§ **What the task asks**
Check every line of the entries for "subtitle", and copy the lines that hold it.
═════ Input for this task ═════
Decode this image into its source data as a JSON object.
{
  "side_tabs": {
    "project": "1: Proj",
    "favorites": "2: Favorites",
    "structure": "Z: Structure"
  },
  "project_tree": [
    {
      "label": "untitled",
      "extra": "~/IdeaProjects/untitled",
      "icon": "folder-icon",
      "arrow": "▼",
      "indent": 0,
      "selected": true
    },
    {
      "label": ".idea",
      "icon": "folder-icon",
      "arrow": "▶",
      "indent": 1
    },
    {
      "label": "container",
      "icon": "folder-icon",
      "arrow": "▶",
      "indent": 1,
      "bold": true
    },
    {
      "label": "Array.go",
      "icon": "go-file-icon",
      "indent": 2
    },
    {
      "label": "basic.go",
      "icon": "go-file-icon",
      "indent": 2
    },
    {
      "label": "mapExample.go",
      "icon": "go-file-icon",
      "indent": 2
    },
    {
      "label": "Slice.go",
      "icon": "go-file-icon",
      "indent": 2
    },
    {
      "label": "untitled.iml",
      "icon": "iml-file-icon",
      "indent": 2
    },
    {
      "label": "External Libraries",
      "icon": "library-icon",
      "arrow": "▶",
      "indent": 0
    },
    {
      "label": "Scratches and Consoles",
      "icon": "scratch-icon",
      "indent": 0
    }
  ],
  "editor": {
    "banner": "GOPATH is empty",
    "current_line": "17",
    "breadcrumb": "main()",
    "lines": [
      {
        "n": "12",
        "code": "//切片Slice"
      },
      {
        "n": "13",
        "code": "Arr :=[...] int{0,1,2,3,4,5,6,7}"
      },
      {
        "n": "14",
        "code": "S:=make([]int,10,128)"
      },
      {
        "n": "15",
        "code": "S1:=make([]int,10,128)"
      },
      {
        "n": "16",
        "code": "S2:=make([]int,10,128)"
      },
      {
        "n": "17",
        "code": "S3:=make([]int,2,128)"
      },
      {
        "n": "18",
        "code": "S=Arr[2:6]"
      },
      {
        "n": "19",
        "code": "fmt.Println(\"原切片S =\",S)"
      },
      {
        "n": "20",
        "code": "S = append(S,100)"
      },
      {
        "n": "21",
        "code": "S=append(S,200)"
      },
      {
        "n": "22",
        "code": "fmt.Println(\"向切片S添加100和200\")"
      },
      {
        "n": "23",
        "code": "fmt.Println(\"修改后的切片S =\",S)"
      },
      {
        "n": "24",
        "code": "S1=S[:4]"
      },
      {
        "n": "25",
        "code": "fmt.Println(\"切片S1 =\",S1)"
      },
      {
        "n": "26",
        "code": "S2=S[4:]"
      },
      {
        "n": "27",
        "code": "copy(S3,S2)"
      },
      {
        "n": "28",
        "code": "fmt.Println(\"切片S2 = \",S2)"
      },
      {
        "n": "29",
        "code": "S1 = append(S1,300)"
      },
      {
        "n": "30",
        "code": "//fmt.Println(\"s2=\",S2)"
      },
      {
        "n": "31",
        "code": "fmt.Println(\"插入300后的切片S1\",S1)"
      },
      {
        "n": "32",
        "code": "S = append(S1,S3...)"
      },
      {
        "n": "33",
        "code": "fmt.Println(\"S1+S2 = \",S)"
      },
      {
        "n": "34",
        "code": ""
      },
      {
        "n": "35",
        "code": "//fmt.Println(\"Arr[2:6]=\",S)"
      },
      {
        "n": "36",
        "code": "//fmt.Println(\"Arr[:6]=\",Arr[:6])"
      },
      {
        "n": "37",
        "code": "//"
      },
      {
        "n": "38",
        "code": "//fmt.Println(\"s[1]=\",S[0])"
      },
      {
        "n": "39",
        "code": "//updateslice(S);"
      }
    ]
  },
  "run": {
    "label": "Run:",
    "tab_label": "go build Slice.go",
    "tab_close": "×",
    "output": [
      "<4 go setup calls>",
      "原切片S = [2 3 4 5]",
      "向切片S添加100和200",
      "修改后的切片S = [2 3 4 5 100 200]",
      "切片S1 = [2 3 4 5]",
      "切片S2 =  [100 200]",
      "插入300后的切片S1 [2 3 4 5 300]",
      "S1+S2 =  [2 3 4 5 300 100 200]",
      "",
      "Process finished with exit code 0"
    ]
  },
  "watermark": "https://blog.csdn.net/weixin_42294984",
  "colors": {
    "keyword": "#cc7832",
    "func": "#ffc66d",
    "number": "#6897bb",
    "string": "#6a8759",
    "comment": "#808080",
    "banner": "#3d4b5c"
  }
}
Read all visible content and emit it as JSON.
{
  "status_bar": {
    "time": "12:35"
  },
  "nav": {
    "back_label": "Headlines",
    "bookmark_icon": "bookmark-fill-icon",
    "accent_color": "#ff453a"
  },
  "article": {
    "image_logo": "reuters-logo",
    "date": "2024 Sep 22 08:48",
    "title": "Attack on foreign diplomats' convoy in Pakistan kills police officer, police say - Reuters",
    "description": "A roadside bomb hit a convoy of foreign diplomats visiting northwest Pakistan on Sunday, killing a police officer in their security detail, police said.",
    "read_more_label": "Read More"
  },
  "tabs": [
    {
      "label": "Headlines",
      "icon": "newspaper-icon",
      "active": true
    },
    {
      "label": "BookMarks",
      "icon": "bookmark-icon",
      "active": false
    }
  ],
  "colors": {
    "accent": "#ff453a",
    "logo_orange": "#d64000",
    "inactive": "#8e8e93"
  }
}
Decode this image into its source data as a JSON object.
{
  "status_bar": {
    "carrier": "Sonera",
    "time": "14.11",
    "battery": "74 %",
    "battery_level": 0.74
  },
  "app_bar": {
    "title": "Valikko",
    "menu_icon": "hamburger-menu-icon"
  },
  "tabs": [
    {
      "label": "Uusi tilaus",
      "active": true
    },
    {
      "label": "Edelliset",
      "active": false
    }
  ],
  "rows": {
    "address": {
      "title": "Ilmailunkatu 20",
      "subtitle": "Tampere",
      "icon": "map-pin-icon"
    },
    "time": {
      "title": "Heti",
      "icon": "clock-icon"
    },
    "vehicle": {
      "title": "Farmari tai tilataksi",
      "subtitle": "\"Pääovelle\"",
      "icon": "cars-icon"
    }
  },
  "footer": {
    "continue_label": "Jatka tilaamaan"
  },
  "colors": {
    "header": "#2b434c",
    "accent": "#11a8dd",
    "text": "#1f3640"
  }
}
═════
§ **Solution to the exercise**
      "subtitle": "Tampere",
      "subtitle": "\"Pääovelle\"",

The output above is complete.